### Work instructions:
Copy every line of the data that includes the string "technique".

########

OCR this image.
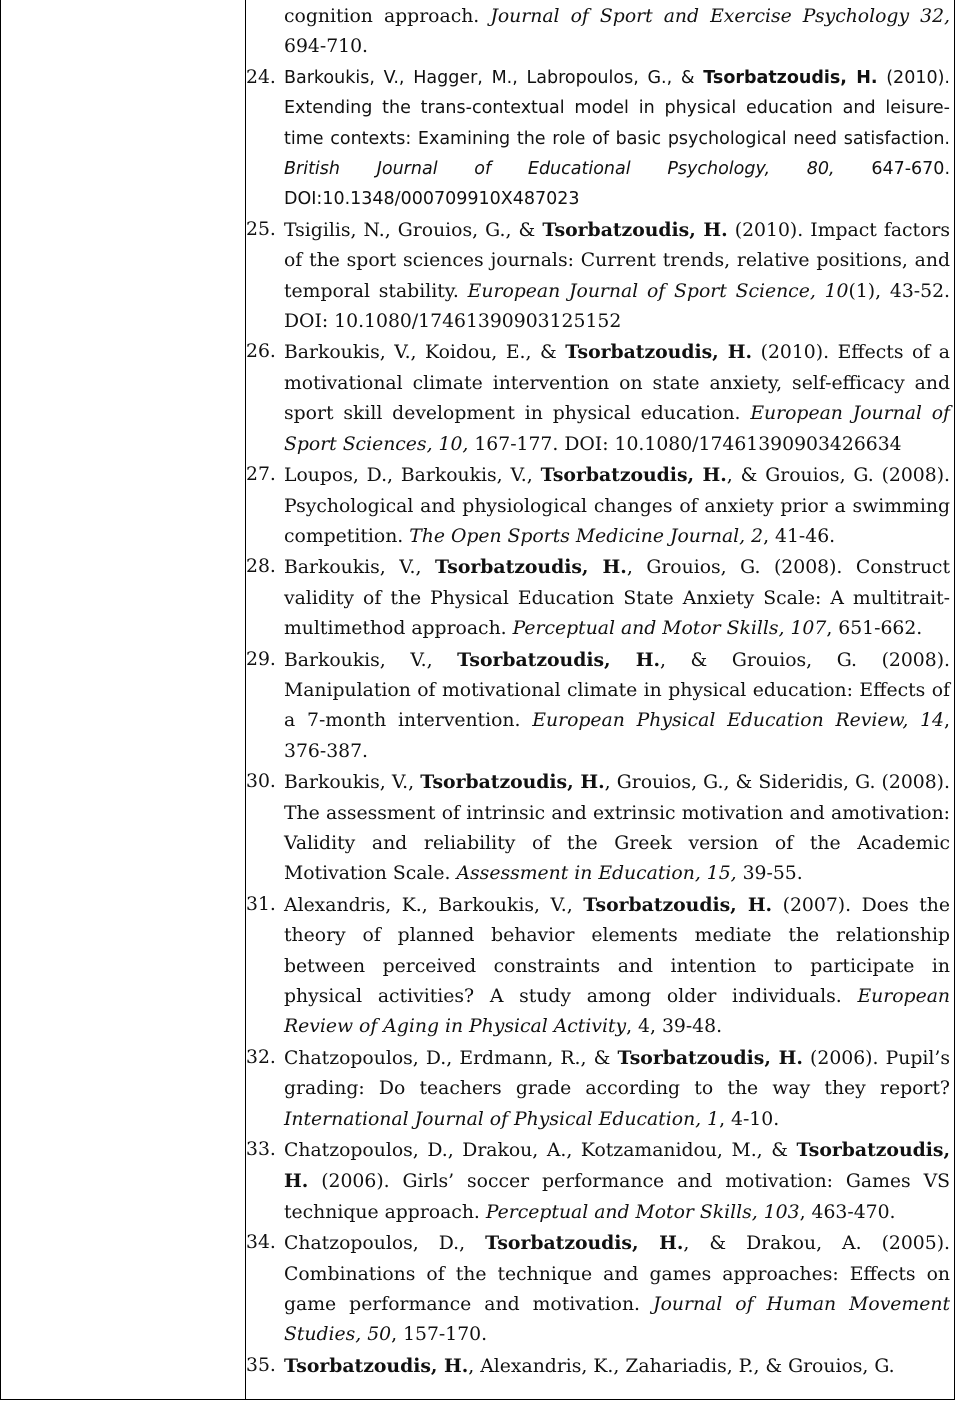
cognition approach. Journal of Sport and Exercise Psychology 32, 694-710.
24. Barkoukis, V., Hagger, M., Labropoulos, G., & Tsorbatzoudis, H. (2010). Extending the trans-contextual model in physical education and leisure-time contexts: Examining the role of basic psychological need satisfaction. British Journal of Educational Psychology, 80, 647-670. DOI:10.1348/000709910X487023
25. Tsigilis, N., Grouios, G., & Tsorbatzoudis, H. (2010). Impact factors of the sport sciences journals: Current trends, relative positions, and temporal stability. European Journal of Sport Science, 10(1), 43-52. DOI: 10.1080/17461390903125152
26. Barkoukis, V., Koidou, E., & Tsorbatzoudis, H. (2010). Effects of a motivational climate intervention on state anxiety, self-efficacy and sport skill development in physical education. European Journal of Sport Sciences, 10, 167-177. DOI: 10.1080/17461390903426634
27. Loupos, D., Barkoukis, V., Tsorbatzoudis, H., & Grouios, G. (2008). Psychological and physiological changes of anxiety prior a swimming competition. The Open Sports Medicine Journal, 2, 41-46.
28. Barkoukis, V., Tsorbatzoudis, H., Grouios, G. (2008). Construct validity of the Physical Education State Anxiety Scale: A multitrait-multimethod approach. Perceptual and Motor Skills, 107, 651-662.
29. Barkoukis, V., Tsorbatzoudis, H., & Grouios, G. (2008). Manipulation of motivational climate in physical education: Effects of a 7-month intervention. European Physical Education Review, 14, 376-387.
30. Barkoukis, V., Tsorbatzoudis, H., Grouios, G., & Sideridis, G. (2008). The assessment of intrinsic and extrinsic motivation and amotivation: Validity and reliability of the Greek version of the Academic Motivation Scale. Assessment in Education, 15, 39-55.
31. Alexandris, K., Barkoukis, V., Tsorbatzoudis, H. (2007). Does the theory of planned behavior elements mediate the relationship between perceived constraints and intention to participate in physical activities? A study among older individuals. European Review of Aging in Physical Activity, 4, 39-48.
32. Chatzopoulos, D., Erdmann, R., & Tsorbatzoudis, H. (2006). Pupil’s grading: Do teachers grade according to the way they report? International Journal of Physical Education, 1, 4-10.
33. Chatzopoulos, D., Drakou, A., Kotzamanidou, M., & Tsorbatzoudis, H. (2006). Girls’ soccer performance and motivation: Games VS technique approach. Perceptual and Motor Skills, 103, 463-470.
34. Chatzopoulos, D., Tsorbatzoudis, H., & Drakou, A. (2005). Combinations of the technique and games approaches: Effects on game performance and motivation. Journal of Human Movement Studies, 50, 157-170.
35. Tsorbatzoudis, H., Alexandris, K., Zahariadis, P., & Grouios, G.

########

### Full response:
33. Chatzopoulos, D., Drakou, A., Kotzamanidou, M., & Tsorbatzoudis, H. (2006). Girls’ soccer performance and motivation: Games VS technique approach. Perceptual and Motor Skills, 103, 463-470.
34. Chatzopoulos, D., Tsorbatzoudis, H., & Drakou, A. (2005). Combinations of the technique and games approaches: Effects on game performance and motivation. Journal of Human Movement Studies, 50, 157-170.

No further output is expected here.